**** Records supplied

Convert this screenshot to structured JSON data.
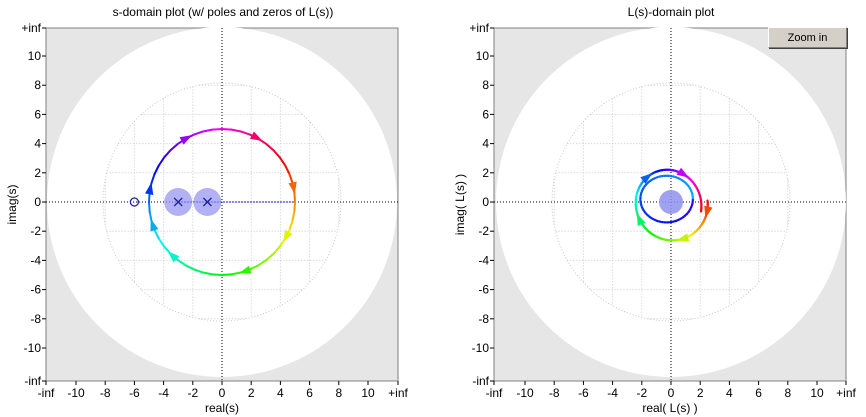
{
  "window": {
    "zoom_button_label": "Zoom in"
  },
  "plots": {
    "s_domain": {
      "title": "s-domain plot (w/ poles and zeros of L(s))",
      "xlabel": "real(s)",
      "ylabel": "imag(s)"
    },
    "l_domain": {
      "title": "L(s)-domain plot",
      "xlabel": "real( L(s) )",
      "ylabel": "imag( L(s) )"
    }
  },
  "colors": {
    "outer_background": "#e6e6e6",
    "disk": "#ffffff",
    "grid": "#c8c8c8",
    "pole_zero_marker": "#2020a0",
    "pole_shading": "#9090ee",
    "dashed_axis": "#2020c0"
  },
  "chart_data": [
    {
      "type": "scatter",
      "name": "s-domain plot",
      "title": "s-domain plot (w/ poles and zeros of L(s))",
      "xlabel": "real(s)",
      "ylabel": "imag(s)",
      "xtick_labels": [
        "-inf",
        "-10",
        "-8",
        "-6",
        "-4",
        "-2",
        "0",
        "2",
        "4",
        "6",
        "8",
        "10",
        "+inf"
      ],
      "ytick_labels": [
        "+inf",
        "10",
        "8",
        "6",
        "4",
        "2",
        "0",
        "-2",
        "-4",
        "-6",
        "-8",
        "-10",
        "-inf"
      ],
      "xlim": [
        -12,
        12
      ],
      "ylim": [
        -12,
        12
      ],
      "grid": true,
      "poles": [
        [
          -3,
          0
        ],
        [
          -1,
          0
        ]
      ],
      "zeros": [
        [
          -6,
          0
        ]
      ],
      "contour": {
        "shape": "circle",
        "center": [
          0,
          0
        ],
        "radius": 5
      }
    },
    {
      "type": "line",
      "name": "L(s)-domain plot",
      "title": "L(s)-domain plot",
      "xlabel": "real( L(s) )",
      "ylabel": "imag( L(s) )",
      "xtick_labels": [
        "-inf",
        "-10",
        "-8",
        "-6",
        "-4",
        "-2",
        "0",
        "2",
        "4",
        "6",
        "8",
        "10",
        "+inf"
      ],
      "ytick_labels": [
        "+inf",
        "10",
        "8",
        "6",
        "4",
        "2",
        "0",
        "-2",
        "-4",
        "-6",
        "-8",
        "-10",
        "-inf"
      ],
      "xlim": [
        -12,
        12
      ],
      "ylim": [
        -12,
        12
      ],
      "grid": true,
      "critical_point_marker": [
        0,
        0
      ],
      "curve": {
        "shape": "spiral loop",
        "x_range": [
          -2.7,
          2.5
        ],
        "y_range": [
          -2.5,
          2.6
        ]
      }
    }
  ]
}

********

■ **Problem details**:
Each record above should be copied character for character, with pictures dropped.

■ **Exercise result**:
Convert this screenshot to structured JSON data.
{
  "window": {
    "zoom_button_label": "Zoom in"
  },
  "plots": {
    "s_domain": {
      "title": "s-domain plot (w/ poles and zeros of L(s))",
      "xlabel": "real(s)",
      "ylabel": "imag(s)"
    },
    "l_domain": {
      "title": "L(s)-domain plot",
      "xlabel": "real( L(s) )",
      "ylabel": "imag( L(s) )"
    }
  },
  "colors": {
    "outer_background": "#e6e6e6",
    "disk": "#ffffff",
    "grid": "#c8c8c8",
    "pole_zero_marker": "#2020a0",
    "pole_shading": "#9090ee",
    "dashed_axis": "#2020c0"
  },
  "chart_data": [
    {
      "type": "scatter",
      "name": "s-domain plot",
      "title": "s-domain plot (w/ poles and zeros of L(s))",
      "xlabel": "real(s)",
      "ylabel": "imag(s)",
      "xtick_labels": [
        "-inf",
        "-10",
        "-8",
        "-6",
        "-4",
        "-2",
        "0",
        "2",
        "4",
        "6",
        "8",
        "10",
        "+inf"
      ],
      "ytick_labels": [
        "+inf",
        "10",
        "8",
        "6",
        "4",
        "2",
        "0",
        "-2",
        "-4",
        "-6",
        "-8",
        "-10",
        "-inf"
      ],
      "xlim": [
        -12,
        12
      ],
      "ylim": [
        -12,
        12
      ],
      "grid": true,
      "poles": [
        [
          -3,
          0
        ],
        [
          -1,
          0
        ]
      ],
      "zeros": [
        [
          -6,
          0
        ]
      ],
      "contour": {
        "shape": "circle",
        "center": [
          0,
          0
        ],
        "radius": 5
      }
    },
    {
      "type": "line",
      "name": "L(s)-domain plot",
      "title": "L(s)-domain plot",
      "xlabel": "real( L(s) )",
      "ylabel": "imag( L(s) )",
      "xtick_labels": [
        "-inf",
        "-10",
        "-8",
        "-6",
        "-4",
        "-2",
        "0",
        "2",
        "4",
        "6",
        "8",
        "10",
        "+inf"
      ],
      "ytick_labels": [
        "+inf",
        "10",
        "8",
        "6",
        "4",
        "2",
        "0",
        "-2",
        "-4",
        "-6",
        "-8",
        "-10",
        "-inf"
      ],
      "xlim": [
        -12,
        12
      ],
      "ylim": [
        -12,
        12
      ],
      "grid": true,
      "critical_point_marker": [
        0,
        0
      ],
      "curve": {
        "shape": "spiral loop",
        "x_range": [
          -2.7,
          2.5
        ],
        "y_range": [
          -2.5,
          2.6
        ]
      }
    }
  ]
}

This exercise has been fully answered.